• **GIVEN INSTRUCTION**
State how many lines of the entries hold the string "Čerych", and output nothing but that count.

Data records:
Begin

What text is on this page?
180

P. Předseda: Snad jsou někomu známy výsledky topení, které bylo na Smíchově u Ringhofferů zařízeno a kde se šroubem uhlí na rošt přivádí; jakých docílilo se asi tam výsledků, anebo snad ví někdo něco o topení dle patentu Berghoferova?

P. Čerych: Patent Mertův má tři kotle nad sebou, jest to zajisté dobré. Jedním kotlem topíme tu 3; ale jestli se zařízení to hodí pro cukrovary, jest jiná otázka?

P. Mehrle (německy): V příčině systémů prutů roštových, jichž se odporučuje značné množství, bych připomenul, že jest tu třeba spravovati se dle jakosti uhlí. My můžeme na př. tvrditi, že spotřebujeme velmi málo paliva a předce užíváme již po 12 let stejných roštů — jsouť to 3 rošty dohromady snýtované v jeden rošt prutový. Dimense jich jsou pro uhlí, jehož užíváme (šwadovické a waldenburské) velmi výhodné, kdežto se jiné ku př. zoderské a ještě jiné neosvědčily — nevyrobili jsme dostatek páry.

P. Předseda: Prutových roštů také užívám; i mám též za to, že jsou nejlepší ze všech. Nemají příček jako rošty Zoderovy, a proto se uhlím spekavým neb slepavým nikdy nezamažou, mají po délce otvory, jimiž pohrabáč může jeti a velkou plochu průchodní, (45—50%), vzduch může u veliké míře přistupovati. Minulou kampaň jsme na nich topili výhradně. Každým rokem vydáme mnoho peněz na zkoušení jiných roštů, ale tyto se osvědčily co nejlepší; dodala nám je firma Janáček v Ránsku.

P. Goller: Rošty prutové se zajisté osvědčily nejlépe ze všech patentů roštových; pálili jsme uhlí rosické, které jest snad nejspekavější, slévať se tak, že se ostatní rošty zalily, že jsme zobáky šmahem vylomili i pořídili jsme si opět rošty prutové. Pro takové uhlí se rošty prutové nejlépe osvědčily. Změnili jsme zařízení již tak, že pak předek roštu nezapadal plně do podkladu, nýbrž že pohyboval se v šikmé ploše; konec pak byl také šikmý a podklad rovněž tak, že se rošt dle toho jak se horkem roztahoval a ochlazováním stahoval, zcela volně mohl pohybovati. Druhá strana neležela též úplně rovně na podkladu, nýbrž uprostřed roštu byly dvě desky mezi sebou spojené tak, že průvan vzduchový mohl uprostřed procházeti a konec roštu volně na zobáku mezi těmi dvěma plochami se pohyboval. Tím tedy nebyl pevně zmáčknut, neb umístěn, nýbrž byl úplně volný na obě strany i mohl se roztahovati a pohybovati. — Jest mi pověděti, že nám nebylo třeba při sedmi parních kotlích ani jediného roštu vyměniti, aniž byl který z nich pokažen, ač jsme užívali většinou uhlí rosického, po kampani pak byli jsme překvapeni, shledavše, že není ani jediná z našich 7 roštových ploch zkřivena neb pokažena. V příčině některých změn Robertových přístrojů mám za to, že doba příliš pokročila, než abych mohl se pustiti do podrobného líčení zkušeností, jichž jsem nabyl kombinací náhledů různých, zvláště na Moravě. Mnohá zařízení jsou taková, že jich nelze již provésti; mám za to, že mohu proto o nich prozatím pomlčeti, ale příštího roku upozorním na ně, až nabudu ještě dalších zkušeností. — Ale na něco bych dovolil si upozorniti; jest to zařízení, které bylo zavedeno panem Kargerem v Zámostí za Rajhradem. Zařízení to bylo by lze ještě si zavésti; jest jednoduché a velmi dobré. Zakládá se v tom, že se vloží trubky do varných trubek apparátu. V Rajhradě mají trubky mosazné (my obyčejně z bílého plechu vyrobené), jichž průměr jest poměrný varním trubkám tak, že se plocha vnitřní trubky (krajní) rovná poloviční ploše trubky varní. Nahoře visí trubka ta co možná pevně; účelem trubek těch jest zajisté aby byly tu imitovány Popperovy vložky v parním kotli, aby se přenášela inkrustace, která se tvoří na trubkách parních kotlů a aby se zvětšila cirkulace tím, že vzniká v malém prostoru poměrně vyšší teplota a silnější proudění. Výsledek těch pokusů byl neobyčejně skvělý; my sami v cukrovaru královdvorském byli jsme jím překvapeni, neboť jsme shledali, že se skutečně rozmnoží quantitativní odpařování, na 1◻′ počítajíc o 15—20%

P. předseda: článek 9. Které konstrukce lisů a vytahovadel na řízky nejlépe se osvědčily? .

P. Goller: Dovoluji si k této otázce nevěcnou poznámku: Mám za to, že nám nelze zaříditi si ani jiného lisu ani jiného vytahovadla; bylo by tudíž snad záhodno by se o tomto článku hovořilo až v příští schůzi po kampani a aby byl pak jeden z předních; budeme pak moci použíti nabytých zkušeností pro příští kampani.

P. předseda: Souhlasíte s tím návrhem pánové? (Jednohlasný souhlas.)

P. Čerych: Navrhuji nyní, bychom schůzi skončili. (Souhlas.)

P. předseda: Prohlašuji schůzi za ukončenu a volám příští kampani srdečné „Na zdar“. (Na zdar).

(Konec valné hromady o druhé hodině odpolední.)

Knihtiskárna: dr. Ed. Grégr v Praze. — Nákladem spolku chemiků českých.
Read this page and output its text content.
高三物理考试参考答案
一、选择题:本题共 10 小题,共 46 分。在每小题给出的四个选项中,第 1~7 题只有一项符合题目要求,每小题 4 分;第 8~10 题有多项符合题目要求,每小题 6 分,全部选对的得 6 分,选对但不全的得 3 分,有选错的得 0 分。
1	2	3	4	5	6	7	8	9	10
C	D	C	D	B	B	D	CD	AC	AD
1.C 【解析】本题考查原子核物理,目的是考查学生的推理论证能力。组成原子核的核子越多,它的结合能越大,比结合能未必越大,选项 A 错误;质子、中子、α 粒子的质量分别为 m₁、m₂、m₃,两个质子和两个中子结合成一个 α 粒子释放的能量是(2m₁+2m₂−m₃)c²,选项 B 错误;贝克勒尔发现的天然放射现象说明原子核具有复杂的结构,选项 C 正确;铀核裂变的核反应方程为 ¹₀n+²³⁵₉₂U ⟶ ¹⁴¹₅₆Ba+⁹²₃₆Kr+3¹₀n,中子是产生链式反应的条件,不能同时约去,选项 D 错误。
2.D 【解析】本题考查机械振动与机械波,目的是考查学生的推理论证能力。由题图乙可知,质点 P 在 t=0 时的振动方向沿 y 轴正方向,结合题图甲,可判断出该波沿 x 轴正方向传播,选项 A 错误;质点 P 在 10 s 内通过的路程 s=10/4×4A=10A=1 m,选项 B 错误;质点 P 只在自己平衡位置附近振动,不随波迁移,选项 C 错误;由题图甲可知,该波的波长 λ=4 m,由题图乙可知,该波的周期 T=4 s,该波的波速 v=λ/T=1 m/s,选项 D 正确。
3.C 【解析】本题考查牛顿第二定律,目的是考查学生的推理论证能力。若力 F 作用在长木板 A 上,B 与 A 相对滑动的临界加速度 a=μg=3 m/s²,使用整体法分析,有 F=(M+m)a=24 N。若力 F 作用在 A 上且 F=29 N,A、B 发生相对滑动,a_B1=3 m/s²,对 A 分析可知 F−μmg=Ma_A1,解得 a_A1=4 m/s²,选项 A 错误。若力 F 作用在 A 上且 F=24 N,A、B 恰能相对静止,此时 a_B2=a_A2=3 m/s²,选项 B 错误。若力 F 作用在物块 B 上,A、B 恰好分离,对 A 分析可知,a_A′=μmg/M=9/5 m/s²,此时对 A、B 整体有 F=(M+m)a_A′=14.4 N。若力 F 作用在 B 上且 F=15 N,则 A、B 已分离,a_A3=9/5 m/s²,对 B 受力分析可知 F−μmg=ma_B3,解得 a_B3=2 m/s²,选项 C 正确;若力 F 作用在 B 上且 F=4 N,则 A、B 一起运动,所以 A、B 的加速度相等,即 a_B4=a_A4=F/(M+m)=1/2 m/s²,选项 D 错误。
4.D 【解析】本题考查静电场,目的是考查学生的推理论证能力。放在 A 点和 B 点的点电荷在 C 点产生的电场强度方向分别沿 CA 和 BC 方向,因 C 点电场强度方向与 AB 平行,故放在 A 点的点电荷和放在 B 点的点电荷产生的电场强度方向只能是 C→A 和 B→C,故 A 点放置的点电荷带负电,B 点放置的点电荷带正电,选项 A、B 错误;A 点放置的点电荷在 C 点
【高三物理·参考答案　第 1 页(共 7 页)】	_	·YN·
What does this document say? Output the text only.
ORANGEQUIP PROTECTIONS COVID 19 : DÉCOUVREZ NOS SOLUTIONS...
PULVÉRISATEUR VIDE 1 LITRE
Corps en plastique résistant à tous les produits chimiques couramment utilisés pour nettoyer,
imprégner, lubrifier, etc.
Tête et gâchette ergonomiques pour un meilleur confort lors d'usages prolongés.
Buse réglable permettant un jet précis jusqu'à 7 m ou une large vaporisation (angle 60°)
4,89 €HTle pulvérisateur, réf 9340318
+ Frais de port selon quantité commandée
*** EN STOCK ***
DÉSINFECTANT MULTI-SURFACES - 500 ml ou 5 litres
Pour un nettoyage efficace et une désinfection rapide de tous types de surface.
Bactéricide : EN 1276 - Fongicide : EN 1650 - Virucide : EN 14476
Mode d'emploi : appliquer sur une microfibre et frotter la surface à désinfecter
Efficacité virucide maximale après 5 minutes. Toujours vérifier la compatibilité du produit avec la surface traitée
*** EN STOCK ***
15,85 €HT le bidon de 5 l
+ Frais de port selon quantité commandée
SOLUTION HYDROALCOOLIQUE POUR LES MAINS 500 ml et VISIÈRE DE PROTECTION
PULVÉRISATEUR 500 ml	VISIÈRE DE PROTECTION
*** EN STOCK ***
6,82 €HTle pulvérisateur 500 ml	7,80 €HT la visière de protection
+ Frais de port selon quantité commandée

End

• **SOLUTION TO THIS TASK**
2